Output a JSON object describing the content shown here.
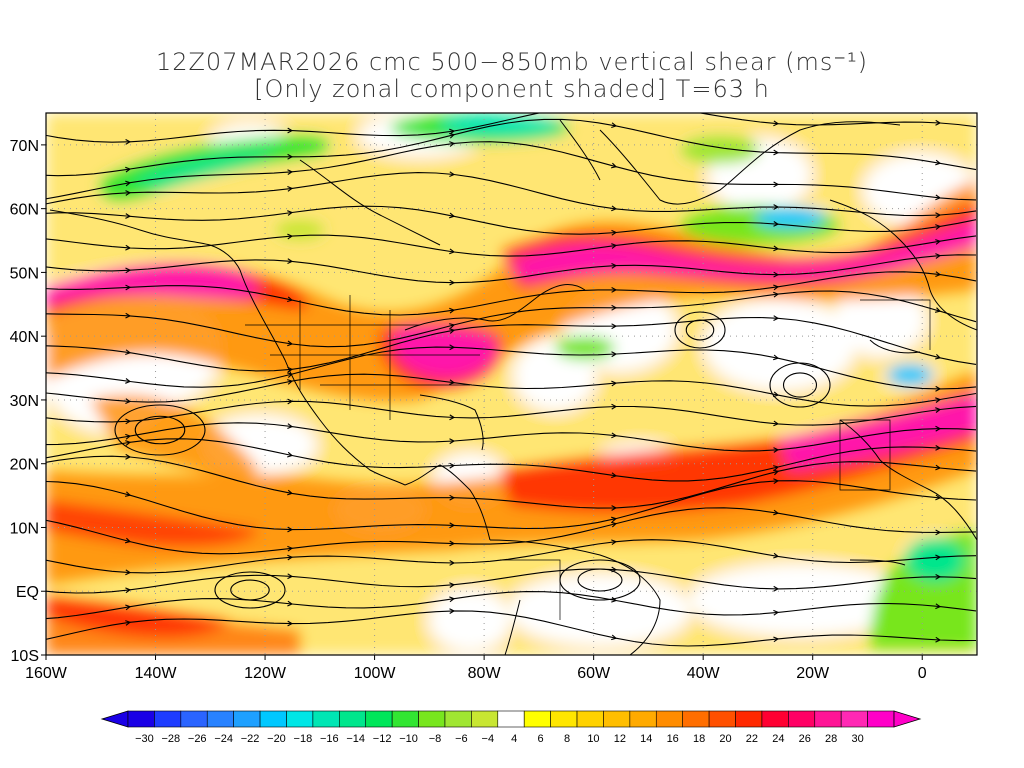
{
  "title": {
    "line1": "12Z07MAR2026 cmc 500−850mb vertical shear (ms⁻¹)",
    "line2": "[Only zonal component shaded] T=63 h"
  },
  "axes": {
    "lon_labels": [
      "160W",
      "140W",
      "120W",
      "100W",
      "80W",
      "60W",
      "40W",
      "20W",
      "0"
    ],
    "lon_values": [
      -160,
      -140,
      -120,
      -100,
      -80,
      -60,
      -40,
      -20,
      0
    ],
    "lat_labels": [
      "70N",
      "60N",
      "50N",
      "40N",
      "30N",
      "20N",
      "10N",
      "EQ",
      "10S"
    ],
    "lat_values": [
      70,
      60,
      50,
      40,
      30,
      20,
      10,
      0,
      -10
    ],
    "lon_range": [
      -160,
      10
    ],
    "lat_range": [
      -10,
      75
    ],
    "grid": true
  },
  "colorbar": {
    "labels": [
      "−30",
      "−28",
      "−26",
      "−24",
      "−22",
      "−20",
      "−18",
      "−16",
      "−14",
      "−12",
      "−10",
      "−8",
      "−6",
      "−4",
      "4",
      "6",
      "8",
      "10",
      "12",
      "14",
      "16",
      "18",
      "20",
      "22",
      "24",
      "26",
      "28",
      "30"
    ],
    "colors": [
      "#1a00e6",
      "#1e3cff",
      "#2a64ff",
      "#2882ff",
      "#1ea0ff",
      "#00c8ff",
      "#00e6e6",
      "#00e6b4",
      "#00e68c",
      "#00e65a",
      "#32e632",
      "#78e61e",
      "#a0e632",
      "#c8e632",
      "#ffffff",
      "#ffff00",
      "#ffe600",
      "#ffd200",
      "#ffbe00",
      "#ffaa00",
      "#ff8c00",
      "#ff6e00",
      "#ff5000",
      "#ff2800",
      "#ff0032",
      "#ff0064",
      "#ff1496",
      "#ff28b4",
      "#ff00c8"
    ]
  },
  "map_data": {
    "type": "filled-contour-map",
    "field": "zonal component of 500-850mb vertical shear",
    "units": "ms⁻¹",
    "features": [
      {
        "label": "jet-north-pacific",
        "lon_center": -140,
        "lat_center": 47,
        "max_value": 30
      },
      {
        "label": "jet-eastern-us",
        "lon_center": -85,
        "lat_center": 38,
        "max_value": 30
      },
      {
        "label": "jet-north-atlantic",
        "lon_center": -45,
        "lat_center": 52,
        "max_value": 30
      },
      {
        "label": "jet-subtropical-atlantic",
        "lon_center": -20,
        "lat_center": 20,
        "max_value": 28
      },
      {
        "label": "easterlies-arctic",
        "lon_center": -130,
        "lat_center": 65,
        "min_value": -14
      },
      {
        "label": "easterlies-west-africa",
        "lon_center": 0,
        "lat_center": 2,
        "min_value": -12
      }
    ]
  }
}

***

_SHORT PROBLEM_
Quote everything in the listing above exactly; pictures are the only thing to omit.

_SOLUTION TO THE EXERCISE_
Output a JSON object describing the content shown here.
{
  "title": {
    "line1": "12Z07MAR2026 cmc 500−850mb vertical shear (ms⁻¹)",
    "line2": "[Only zonal component shaded] T=63 h"
  },
  "axes": {
    "lon_labels": [
      "160W",
      "140W",
      "120W",
      "100W",
      "80W",
      "60W",
      "40W",
      "20W",
      "0"
    ],
    "lon_values": [
      -160,
      -140,
      -120,
      -100,
      -80,
      -60,
      -40,
      -20,
      0
    ],
    "lat_labels": [
      "70N",
      "60N",
      "50N",
      "40N",
      "30N",
      "20N",
      "10N",
      "EQ",
      "10S"
    ],
    "lat_values": [
      70,
      60,
      50,
      40,
      30,
      20,
      10,
      0,
      -10
    ],
    "lon_range": [
      -160,
      10
    ],
    "lat_range": [
      -10,
      75
    ],
    "grid": true
  },
  "colorbar": {
    "labels": [
      "−30",
      "−28",
      "−26",
      "−24",
      "−22",
      "−20",
      "−18",
      "−16",
      "−14",
      "−12",
      "−10",
      "−8",
      "−6",
      "−4",
      "4",
      "6",
      "8",
      "10",
      "12",
      "14",
      "16",
      "18",
      "20",
      "22",
      "24",
      "26",
      "28",
      "30"
    ],
    "colors": [
      "#1a00e6",
      "#1e3cff",
      "#2a64ff",
      "#2882ff",
      "#1ea0ff",
      "#00c8ff",
      "#00e6e6",
      "#00e6b4",
      "#00e68c",
      "#00e65a",
      "#32e632",
      "#78e61e",
      "#a0e632",
      "#c8e632",
      "#ffffff",
      "#ffff00",
      "#ffe600",
      "#ffd200",
      "#ffbe00",
      "#ffaa00",
      "#ff8c00",
      "#ff6e00",
      "#ff5000",
      "#ff2800",
      "#ff0032",
      "#ff0064",
      "#ff1496",
      "#ff28b4",
      "#ff00c8"
    ]
  },
  "map_data": {
    "type": "filled-contour-map",
    "field": "zonal component of 500-850mb vertical shear",
    "units": "ms⁻¹",
    "features": [
      {
        "label": "jet-north-pacific",
        "lon_center": -140,
        "lat_center": 47,
        "max_value": 30
      },
      {
        "label": "jet-eastern-us",
        "lon_center": -85,
        "lat_center": 38,
        "max_value": 30
      },
      {
        "label": "jet-north-atlantic",
        "lon_center": -45,
        "lat_center": 52,
        "max_value": 30
      },
      {
        "label": "jet-subtropical-atlantic",
        "lon_center": -20,
        "lat_center": 20,
        "max_value": 28
      },
      {
        "label": "easterlies-arctic",
        "lon_center": -130,
        "lat_center": 65,
        "min_value": -14
      },
      {
        "label": "easterlies-west-africa",
        "lon_center": 0,
        "lat_center": 2,
        "min_value": -12
      }
    ]
  }
}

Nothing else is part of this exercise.